RECORDS SHOWN:
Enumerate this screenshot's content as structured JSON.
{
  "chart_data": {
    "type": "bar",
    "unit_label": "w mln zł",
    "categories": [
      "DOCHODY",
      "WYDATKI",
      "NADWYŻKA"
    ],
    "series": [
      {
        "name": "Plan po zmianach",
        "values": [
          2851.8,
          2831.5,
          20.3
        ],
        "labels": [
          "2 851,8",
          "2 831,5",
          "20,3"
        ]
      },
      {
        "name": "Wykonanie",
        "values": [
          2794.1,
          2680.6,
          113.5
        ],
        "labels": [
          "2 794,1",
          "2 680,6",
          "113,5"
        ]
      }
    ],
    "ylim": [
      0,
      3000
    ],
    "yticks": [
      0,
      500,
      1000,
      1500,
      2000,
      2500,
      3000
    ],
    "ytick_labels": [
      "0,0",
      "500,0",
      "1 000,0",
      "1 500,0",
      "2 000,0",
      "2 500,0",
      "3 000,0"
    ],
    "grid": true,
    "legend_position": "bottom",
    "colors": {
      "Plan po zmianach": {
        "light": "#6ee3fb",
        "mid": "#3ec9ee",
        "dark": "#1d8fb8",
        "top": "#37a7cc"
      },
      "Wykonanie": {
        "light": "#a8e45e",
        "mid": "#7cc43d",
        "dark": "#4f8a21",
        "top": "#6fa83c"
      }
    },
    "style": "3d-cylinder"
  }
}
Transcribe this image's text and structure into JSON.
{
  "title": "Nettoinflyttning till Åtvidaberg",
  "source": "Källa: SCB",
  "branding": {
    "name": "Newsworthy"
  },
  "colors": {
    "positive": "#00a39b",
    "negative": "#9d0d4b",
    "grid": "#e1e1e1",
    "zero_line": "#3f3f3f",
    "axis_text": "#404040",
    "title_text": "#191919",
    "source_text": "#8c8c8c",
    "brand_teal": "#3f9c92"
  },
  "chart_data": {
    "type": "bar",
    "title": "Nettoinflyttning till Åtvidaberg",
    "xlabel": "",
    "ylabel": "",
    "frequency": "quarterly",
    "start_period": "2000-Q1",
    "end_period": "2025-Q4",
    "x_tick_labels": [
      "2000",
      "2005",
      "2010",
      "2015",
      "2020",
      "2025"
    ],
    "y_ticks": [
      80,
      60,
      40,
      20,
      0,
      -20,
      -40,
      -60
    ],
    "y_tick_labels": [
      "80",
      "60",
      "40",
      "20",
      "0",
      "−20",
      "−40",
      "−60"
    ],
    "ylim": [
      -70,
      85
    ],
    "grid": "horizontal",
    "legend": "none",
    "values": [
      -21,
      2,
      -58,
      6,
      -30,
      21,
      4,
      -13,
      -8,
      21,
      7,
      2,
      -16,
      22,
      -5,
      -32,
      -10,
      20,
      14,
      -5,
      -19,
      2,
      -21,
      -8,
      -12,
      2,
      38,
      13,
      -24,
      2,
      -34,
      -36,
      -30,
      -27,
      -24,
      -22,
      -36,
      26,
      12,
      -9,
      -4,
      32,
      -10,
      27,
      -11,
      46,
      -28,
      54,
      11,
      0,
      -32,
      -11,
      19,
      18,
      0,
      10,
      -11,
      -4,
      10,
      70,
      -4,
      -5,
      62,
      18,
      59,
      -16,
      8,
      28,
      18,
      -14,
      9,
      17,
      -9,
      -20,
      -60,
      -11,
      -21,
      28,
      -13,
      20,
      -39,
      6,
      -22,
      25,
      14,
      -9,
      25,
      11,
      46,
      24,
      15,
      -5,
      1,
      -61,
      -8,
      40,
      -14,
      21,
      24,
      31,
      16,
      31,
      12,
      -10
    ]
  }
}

EXERCISE TASK: Word for word, restate all of the data shown above.

RESPONSE FOR THIS EXERCISE:
Enumerate this screenshot's content as structured JSON.
{
  "chart_data": {
    "type": "bar",
    "unit_label": "w mln zł",
    "categories": [
      "DOCHODY",
      "WYDATKI",
      "NADWYŻKA"
    ],
    "series": [
      {
        "name": "Plan po zmianach",
        "values": [
          2851.8,
          2831.5,
          20.3
        ],
        "labels": [
          "2 851,8",
          "2 831,5",
          "20,3"
        ]
      },
      {
        "name": "Wykonanie",
        "values": [
          2794.1,
          2680.6,
          113.5
        ],
        "labels": [
          "2 794,1",
          "2 680,6",
          "113,5"
        ]
      }
    ],
    "ylim": [
      0,
      3000
    ],
    "yticks": [
      0,
      500,
      1000,
      1500,
      2000,
      2500,
      3000
    ],
    "ytick_labels": [
      "0,0",
      "500,0",
      "1 000,0",
      "1 500,0",
      "2 000,0",
      "2 500,0",
      "3 000,0"
    ],
    "grid": true,
    "legend_position": "bottom",
    "colors": {
      "Plan po zmianach": {
        "light": "#6ee3fb",
        "mid": "#3ec9ee",
        "dark": "#1d8fb8",
        "top": "#37a7cc"
      },
      "Wykonanie": {
        "light": "#a8e45e",
        "mid": "#7cc43d",
        "dark": "#4f8a21",
        "top": "#6fa83c"
      }
    },
    "style": "3d-cylinder"
  }
}
Transcribe this image's text and structure into JSON.
{
  "title": "Nettoinflyttning till Åtvidaberg",
  "source": "Källa: SCB",
  "branding": {
    "name": "Newsworthy"
  },
  "colors": {
    "positive": "#00a39b",
    "negative": "#9d0d4b",
    "grid": "#e1e1e1",
    "zero_line": "#3f3f3f",
    "axis_text": "#404040",
    "title_text": "#191919",
    "source_text": "#8c8c8c",
    "brand_teal": "#3f9c92"
  },
  "chart_data": {
    "type": "bar",
    "title": "Nettoinflyttning till Åtvidaberg",
    "xlabel": "",
    "ylabel": "",
    "frequency": "quarterly",
    "start_period": "2000-Q1",
    "end_period": "2025-Q4",
    "x_tick_labels": [
      "2000",
      "2005",
      "2010",
      "2015",
      "2020",
      "2025"
    ],
    "y_ticks": [
      80,
      60,
      40,
      20,
      0,
      -20,
      -40,
      -60
    ],
    "y_tick_labels": [
      "80",
      "60",
      "40",
      "20",
      "0",
      "−20",
      "−40",
      "−60"
    ],
    "ylim": [
      -70,
      85
    ],
    "grid": "horizontal",
    "legend": "none",
    "values": [
      -21,
      2,
      -58,
      6,
      -30,
      21,
      4,
      -13,
      -8,
      21,
      7,
      2,
      -16,
      22,
      -5,
      -32,
      -10,
      20,
      14,
      -5,
      -19,
      2,
      -21,
      -8,
      -12,
      2,
      38,
      13,
      -24,
      2,
      -34,
      -36,
      -30,
      -27,
      -24,
      -22,
      -36,
      26,
      12,
      -9,
      -4,
      32,
      -10,
      27,
      -11,
      46,
      -28,
      54,
      11,
      0,
      -32,
      -11,
      19,
      18,
      0,
      10,
      -11,
      -4,
      10,
      70,
      -4,
      -5,
      62,
      18,
      59,
      -16,
      8,
      28,
      18,
      -14,
      9,
      17,
      -9,
      -20,
      -60,
      -11,
      -21,
      28,
      -13,
      20,
      -39,
      6,
      -22,
      25,
      14,
      -9,
      25,
      11,
      46,
      24,
      15,
      -5,
      1,
      -61,
      -8,
      40,
      -14,
      21,
      24,
      31,
      16,
      31,
      12,
      -10
    ]
  }
}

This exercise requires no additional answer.